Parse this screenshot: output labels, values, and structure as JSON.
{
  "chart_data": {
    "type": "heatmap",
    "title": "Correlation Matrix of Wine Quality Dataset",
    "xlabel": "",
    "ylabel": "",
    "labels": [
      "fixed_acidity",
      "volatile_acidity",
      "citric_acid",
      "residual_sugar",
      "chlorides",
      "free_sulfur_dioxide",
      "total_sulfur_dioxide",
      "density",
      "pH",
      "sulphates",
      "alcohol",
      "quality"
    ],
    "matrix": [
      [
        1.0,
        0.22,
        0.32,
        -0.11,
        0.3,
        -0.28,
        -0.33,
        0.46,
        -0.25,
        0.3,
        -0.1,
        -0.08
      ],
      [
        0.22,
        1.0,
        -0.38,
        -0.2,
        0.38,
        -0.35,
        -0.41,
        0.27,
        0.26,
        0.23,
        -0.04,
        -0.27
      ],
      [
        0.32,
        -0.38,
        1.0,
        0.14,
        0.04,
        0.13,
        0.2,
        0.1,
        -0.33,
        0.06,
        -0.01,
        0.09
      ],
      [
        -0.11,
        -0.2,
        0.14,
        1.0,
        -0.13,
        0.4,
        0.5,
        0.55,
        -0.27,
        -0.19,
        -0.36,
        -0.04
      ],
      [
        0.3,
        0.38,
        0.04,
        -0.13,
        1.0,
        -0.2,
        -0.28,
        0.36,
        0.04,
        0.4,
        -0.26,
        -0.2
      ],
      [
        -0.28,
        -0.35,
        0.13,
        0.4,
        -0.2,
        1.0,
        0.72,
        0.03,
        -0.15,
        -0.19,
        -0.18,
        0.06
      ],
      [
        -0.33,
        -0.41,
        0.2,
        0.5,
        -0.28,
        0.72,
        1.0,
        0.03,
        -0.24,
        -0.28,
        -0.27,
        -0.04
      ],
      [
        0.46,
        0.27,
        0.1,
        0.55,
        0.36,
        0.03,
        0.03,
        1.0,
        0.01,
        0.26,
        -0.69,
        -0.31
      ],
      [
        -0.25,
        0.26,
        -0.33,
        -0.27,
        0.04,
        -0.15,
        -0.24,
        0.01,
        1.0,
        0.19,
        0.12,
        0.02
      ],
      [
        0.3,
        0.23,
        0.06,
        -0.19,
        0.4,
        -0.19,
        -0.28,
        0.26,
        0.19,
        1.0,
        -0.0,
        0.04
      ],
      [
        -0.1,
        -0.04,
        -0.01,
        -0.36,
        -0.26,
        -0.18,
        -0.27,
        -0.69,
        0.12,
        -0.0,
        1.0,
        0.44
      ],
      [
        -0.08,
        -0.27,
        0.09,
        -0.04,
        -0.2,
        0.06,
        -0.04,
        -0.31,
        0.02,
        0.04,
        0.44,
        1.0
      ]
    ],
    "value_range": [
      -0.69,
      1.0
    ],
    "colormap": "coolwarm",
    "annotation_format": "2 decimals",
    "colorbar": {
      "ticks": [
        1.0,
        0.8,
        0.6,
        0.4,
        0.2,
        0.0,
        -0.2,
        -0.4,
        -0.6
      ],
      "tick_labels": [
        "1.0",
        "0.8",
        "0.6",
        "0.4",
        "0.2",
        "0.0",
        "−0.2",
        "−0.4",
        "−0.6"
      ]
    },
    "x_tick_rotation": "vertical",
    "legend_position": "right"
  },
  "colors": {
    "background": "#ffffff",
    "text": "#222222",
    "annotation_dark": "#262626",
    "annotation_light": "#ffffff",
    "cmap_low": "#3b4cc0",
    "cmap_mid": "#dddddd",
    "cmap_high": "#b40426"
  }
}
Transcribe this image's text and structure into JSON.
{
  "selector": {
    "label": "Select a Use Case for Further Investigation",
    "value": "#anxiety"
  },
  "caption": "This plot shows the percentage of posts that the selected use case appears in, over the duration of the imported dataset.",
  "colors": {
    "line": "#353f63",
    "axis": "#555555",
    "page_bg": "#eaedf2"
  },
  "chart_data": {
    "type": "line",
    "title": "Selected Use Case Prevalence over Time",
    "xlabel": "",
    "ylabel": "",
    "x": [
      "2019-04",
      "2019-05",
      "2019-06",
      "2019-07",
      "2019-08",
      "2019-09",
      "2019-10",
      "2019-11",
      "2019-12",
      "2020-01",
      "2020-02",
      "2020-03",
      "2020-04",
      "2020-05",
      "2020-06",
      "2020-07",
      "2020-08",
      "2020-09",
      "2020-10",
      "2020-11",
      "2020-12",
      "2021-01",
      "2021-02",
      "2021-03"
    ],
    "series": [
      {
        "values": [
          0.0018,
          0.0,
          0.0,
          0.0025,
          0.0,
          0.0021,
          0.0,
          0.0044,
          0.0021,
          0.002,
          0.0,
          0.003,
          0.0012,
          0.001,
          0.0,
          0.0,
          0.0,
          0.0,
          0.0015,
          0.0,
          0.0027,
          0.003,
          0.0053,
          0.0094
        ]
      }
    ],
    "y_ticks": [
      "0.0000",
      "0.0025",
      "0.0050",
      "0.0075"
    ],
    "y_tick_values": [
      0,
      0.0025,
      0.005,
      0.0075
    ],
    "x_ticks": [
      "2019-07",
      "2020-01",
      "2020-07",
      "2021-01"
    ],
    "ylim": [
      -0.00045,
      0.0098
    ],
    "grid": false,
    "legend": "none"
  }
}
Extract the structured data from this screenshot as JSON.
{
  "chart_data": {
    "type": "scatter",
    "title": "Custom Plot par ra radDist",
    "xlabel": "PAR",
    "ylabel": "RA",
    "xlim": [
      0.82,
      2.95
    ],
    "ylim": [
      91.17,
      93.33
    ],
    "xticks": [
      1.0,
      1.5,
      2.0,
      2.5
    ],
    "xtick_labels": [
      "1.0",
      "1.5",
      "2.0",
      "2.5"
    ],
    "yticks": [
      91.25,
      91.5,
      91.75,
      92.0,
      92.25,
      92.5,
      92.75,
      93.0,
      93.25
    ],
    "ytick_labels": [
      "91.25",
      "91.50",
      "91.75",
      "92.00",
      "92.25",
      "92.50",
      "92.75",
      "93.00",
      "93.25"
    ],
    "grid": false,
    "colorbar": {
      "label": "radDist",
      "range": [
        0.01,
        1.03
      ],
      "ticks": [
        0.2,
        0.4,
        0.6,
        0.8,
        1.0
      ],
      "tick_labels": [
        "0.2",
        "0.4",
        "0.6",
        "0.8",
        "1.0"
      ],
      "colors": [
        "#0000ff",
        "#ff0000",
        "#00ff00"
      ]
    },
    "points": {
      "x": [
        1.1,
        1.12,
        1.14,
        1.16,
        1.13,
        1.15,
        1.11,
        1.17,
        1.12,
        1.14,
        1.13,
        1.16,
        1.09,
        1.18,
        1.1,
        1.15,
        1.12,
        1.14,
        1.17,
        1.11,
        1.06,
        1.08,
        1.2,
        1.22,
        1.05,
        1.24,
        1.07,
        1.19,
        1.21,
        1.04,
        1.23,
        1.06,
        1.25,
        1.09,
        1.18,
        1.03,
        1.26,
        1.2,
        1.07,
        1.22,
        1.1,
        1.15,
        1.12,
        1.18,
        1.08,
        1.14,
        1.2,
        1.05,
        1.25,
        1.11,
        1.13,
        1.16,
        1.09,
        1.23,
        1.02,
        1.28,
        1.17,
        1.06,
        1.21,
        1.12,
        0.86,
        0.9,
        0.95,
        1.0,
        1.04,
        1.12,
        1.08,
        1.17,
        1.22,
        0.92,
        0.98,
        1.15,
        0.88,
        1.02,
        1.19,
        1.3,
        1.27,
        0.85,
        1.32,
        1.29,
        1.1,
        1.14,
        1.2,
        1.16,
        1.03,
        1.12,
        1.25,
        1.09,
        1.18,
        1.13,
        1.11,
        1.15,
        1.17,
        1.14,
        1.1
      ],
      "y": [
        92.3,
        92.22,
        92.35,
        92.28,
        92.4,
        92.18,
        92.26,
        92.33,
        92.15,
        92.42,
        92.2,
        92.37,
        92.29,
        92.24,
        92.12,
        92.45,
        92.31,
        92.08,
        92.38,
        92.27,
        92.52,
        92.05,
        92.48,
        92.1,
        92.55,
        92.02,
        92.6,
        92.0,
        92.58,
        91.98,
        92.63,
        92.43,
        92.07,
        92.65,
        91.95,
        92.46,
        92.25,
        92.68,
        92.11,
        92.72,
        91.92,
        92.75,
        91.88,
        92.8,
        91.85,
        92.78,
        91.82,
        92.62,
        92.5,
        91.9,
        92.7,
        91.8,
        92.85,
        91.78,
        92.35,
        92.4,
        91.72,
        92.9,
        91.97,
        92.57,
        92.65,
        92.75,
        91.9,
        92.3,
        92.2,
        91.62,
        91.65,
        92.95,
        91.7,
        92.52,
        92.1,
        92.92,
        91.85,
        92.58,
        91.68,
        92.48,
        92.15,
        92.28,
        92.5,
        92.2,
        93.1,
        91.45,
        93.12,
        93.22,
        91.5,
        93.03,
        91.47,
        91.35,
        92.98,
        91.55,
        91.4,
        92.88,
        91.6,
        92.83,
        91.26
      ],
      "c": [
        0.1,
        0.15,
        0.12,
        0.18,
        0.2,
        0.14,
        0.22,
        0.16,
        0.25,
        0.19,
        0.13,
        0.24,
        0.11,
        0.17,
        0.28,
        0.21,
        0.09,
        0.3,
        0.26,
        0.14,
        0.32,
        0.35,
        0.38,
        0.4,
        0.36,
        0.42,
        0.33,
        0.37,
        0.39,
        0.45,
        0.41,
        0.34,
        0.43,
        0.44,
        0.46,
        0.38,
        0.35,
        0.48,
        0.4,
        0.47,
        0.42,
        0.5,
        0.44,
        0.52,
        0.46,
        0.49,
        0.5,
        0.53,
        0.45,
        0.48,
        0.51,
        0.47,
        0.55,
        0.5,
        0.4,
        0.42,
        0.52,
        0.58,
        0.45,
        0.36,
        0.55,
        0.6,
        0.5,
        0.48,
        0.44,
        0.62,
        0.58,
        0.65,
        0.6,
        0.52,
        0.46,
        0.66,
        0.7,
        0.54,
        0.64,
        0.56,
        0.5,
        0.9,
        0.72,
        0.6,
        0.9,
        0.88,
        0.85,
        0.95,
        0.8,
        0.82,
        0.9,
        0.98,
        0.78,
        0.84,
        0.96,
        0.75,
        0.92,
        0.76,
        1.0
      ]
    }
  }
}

= = = =

§ Aim
Copy out every line from the material above in which the word "type" appears.

§ Full solution
    "type": "heatmap",
    "type": "line",
    "type": "scatter",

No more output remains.